Task directions
Write out each entry, exactly the way it appears.

Entries supplied
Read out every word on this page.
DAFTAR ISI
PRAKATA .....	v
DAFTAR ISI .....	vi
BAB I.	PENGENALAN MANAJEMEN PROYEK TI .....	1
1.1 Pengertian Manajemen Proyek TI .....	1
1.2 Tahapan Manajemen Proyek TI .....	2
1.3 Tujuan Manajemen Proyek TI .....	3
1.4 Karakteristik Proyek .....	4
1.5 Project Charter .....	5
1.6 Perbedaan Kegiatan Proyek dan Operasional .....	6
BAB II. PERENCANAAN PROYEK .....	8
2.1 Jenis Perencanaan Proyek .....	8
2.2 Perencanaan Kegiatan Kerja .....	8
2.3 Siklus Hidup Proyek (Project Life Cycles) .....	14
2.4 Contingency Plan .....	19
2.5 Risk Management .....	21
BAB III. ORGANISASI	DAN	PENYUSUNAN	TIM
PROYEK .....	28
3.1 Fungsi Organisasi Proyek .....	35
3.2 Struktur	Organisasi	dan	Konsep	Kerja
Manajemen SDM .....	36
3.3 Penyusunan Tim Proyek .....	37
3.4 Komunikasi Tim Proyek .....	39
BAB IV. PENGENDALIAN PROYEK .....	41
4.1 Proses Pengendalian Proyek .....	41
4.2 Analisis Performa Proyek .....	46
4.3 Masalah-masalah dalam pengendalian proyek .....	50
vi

Task result
Read out every word on this page.
DAFTAR ISI
PRAKATA .....	v
DAFTAR ISI .....	vi
BAB I.	PENGENALAN MANAJEMEN PROYEK TI .....	1
1.1 Pengertian Manajemen Proyek TI .....	1
1.2 Tahapan Manajemen Proyek TI .....	2
1.3 Tujuan Manajemen Proyek TI .....	3
1.4 Karakteristik Proyek .....	4
1.5 Project Charter .....	5
1.6 Perbedaan Kegiatan Proyek dan Operasional .....	6
BAB II. PERENCANAAN PROYEK .....	8
2.1 Jenis Perencanaan Proyek .....	8
2.2 Perencanaan Kegiatan Kerja .....	8
2.3 Siklus Hidup Proyek (Project Life Cycles) .....	14
2.4 Contingency Plan .....	19
2.5 Risk Management .....	21
BAB III. ORGANISASI	DAN	PENYUSUNAN	TIM
PROYEK .....	28
3.1 Fungsi Organisasi Proyek .....	35
3.2 Struktur	Organisasi	dan	Konsep	Kerja
Manajemen SDM .....	36
3.3 Penyusunan Tim Proyek .....	37
3.4 Komunikasi Tim Proyek .....	39
BAB IV. PENGENDALIAN PROYEK .....	41
4.1 Proses Pengendalian Proyek .....	41
4.2 Analisis Performa Proyek .....	46
4.3 Masalah-masalah dalam pengendalian proyek .....	50
vi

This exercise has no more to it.